Extracted material:

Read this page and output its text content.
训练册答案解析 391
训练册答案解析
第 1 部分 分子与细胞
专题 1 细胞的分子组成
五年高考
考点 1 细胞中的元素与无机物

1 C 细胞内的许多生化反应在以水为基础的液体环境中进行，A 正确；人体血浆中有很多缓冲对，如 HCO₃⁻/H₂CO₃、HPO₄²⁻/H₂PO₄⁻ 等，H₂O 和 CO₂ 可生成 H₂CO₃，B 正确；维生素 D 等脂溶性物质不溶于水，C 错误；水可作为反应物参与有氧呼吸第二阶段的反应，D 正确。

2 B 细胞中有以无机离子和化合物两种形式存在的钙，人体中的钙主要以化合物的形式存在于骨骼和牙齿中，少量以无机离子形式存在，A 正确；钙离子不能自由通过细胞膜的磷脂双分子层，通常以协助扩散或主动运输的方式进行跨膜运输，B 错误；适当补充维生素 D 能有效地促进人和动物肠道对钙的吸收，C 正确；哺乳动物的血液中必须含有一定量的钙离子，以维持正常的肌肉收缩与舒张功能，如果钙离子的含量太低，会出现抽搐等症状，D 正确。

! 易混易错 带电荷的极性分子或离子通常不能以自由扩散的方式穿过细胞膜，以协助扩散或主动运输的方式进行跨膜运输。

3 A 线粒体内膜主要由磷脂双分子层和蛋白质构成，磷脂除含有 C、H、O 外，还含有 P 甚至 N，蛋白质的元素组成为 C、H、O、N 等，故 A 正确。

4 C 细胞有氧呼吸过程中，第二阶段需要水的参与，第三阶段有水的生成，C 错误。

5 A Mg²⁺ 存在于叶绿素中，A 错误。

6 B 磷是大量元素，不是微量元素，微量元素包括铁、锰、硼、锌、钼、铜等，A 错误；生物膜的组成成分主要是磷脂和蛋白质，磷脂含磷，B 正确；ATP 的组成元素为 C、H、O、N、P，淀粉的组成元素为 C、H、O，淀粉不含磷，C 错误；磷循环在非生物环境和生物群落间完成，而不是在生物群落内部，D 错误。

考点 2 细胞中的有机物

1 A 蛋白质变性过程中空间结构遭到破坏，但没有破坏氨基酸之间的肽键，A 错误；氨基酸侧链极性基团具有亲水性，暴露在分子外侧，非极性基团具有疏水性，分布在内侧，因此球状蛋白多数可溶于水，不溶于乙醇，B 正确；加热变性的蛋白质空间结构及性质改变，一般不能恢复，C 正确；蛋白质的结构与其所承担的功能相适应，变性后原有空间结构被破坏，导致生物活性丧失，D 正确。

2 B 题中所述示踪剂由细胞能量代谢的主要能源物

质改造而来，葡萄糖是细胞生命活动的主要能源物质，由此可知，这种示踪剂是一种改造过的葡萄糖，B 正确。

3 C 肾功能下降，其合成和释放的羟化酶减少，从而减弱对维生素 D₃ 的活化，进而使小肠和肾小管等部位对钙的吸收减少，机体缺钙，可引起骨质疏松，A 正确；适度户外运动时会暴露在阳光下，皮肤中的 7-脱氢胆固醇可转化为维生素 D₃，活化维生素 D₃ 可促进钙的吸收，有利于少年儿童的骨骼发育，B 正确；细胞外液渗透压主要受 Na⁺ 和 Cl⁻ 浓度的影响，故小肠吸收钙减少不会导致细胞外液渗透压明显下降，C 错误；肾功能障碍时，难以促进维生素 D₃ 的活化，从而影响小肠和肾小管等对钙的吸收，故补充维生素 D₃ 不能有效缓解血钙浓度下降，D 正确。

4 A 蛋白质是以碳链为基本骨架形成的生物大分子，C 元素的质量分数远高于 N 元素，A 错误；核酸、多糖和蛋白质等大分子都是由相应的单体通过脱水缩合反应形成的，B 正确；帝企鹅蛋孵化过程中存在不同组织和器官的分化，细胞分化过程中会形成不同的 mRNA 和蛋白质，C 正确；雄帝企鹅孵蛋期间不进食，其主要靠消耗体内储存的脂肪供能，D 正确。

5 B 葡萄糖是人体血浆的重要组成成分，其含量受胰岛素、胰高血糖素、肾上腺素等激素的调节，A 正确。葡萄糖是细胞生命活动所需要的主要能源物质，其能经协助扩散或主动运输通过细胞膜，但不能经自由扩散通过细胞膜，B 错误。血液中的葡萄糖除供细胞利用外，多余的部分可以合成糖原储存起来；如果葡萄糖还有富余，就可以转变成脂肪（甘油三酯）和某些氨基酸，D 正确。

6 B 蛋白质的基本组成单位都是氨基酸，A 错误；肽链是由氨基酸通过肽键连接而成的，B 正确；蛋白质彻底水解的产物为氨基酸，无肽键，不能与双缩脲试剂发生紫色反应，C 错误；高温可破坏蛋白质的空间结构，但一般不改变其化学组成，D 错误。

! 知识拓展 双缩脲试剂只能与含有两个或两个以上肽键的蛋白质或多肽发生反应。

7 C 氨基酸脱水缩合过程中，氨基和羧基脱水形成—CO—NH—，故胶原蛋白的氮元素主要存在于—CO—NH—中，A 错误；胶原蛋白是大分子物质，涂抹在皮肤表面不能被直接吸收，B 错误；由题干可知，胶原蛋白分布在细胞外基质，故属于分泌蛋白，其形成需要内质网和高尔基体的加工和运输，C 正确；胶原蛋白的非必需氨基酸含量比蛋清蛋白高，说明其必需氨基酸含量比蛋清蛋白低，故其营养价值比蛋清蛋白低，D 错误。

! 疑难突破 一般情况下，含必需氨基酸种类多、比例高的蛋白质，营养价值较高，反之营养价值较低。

Work to be completed:
Recopy the entries above exactly, with every line included.

Output:
Read this page and output its text content.
训练册答案解析 391
训练册答案解析
第 1 部分 分子与细胞
专题 1 细胞的分子组成
五年高考
考点 1 细胞中的元素与无机物

1 C 细胞内的许多生化反应在以水为基础的液体环境中进行，A 正确；人体血浆中有很多缓冲对，如 HCO₃⁻/H₂CO₃、HPO₄²⁻/H₂PO₄⁻ 等，H₂O 和 CO₂ 可生成 H₂CO₃，B 正确；维生素 D 等脂溶性物质不溶于水，C 错误；水可作为反应物参与有氧呼吸第二阶段的反应，D 正确。

2 B 细胞中有以无机离子和化合物两种形式存在的钙，人体中的钙主要以化合物的形式存在于骨骼和牙齿中，少量以无机离子形式存在，A 正确；钙离子不能自由通过细胞膜的磷脂双分子层，通常以协助扩散或主动运输的方式进行跨膜运输，B 错误；适当补充维生素 D 能有效地促进人和动物肠道对钙的吸收，C 正确；哺乳动物的血液中必须含有一定量的钙离子，以维持正常的肌肉收缩与舒张功能，如果钙离子的含量太低，会出现抽搐等症状，D 正确。

! 易混易错 带电荷的极性分子或离子通常不能以自由扩散的方式穿过细胞膜，以协助扩散或主动运输的方式进行跨膜运输。

3 A 线粒体内膜主要由磷脂双分子层和蛋白质构成，磷脂除含有 C、H、O 外，还含有 P 甚至 N，蛋白质的元素组成为 C、H、O、N 等，故 A 正确。

4 C 细胞有氧呼吸过程中，第二阶段需要水的参与，第三阶段有水的生成，C 错误。

5 A Mg²⁺ 存在于叶绿素中，A 错误。

6 B 磷是大量元素，不是微量元素，微量元素包括铁、锰、硼、锌、钼、铜等，A 错误；生物膜的组成成分主要是磷脂和蛋白质，磷脂含磷，B 正确；ATP 的组成元素为 C、H、O、N、P，淀粉的组成元素为 C、H、O，淀粉不含磷，C 错误；磷循环在非生物环境和生物群落间完成，而不是在生物群落内部，D 错误。

考点 2 细胞中的有机物

1 A 蛋白质变性过程中空间结构遭到破坏，但没有破坏氨基酸之间的肽键，A 错误；氨基酸侧链极性基团具有亲水性，暴露在分子外侧，非极性基团具有疏水性，分布在内侧，因此球状蛋白多数可溶于水，不溶于乙醇，B 正确；加热变性的蛋白质空间结构及性质改变，一般不能恢复，C 正确；蛋白质的结构与其所承担的功能相适应，变性后原有空间结构被破坏，导致生物活性丧失，D 正确。

2 B 题中所述示踪剂由细胞能量代谢的主要能源物

质改造而来，葡萄糖是细胞生命活动的主要能源物质，由此可知，这种示踪剂是一种改造过的葡萄糖，B 正确。

3 C 肾功能下降，其合成和释放的羟化酶减少，从而减弱对维生素 D₃ 的活化，进而使小肠和肾小管等部位对钙的吸收减少，机体缺钙，可引起骨质疏松，A 正确；适度户外运动时会暴露在阳光下，皮肤中的 7-脱氢胆固醇可转化为维生素 D₃，活化维生素 D₃ 可促进钙的吸收，有利于少年儿童的骨骼发育，B 正确；细胞外液渗透压主要受 Na⁺ 和 Cl⁻ 浓度的影响，故小肠吸收钙减少不会导致细胞外液渗透压明显下降，C 错误；肾功能障碍时，难以促进维生素 D₃ 的活化，从而影响小肠和肾小管等对钙的吸收，故补充维生素 D₃ 不能有效缓解血钙浓度下降，D 正确。

4 A 蛋白质是以碳链为基本骨架形成的生物大分子，C 元素的质量分数远高于 N 元素，A 错误；核酸、多糖和蛋白质等大分子都是由相应的单体通过脱水缩合反应形成的，B 正确；帝企鹅蛋孵化过程中存在不同组织和器官的分化，细胞分化过程中会形成不同的 mRNA 和蛋白质，C 正确；雄帝企鹅孵蛋期间不进食，其主要靠消耗体内储存的脂肪供能，D 正确。

5 B 葡萄糖是人体血浆的重要组成成分，其含量受胰岛素、胰高血糖素、肾上腺素等激素的调节，A 正确。葡萄糖是细胞生命活动所需要的主要能源物质，其能经协助扩散或主动运输通过细胞膜，但不能经自由扩散通过细胞膜，B 错误。血液中的葡萄糖除供细胞利用外，多余的部分可以合成糖原储存起来；如果葡萄糖还有富余，就可以转变成脂肪（甘油三酯）和某些氨基酸，D 正确。

6 B 蛋白质的基本组成单位都是氨基酸，A 错误；肽链是由氨基酸通过肽键连接而成的，B 正确；蛋白质彻底水解的产物为氨基酸，无肽键，不能与双缩脲试剂发生紫色反应，C 错误；高温可破坏蛋白质的空间结构，但一般不改变其化学组成，D 错误。

! 知识拓展 双缩脲试剂只能与含有两个或两个以上肽键的蛋白质或多肽发生反应。

7 C 氨基酸脱水缩合过程中，氨基和羧基脱水形成—CO—NH—，故胶原蛋白的氮元素主要存在于—CO—NH—中，A 错误；胶原蛋白是大分子物质，涂抹在皮肤表面不能被直接吸收，B 错误；由题干可知，胶原蛋白分布在细胞外基质，故属于分泌蛋白，其形成需要内质网和高尔基体的加工和运输，C 正确；胶原蛋白的非必需氨基酸含量比蛋清蛋白高，说明其必需氨基酸含量比蛋清蛋白低，故其营养价值比蛋清蛋白低，D 错误。

! 疑难突破 一般情况下，含必需氨基酸种类多、比例高的蛋白质，营养价值较高，反之营养价值较低。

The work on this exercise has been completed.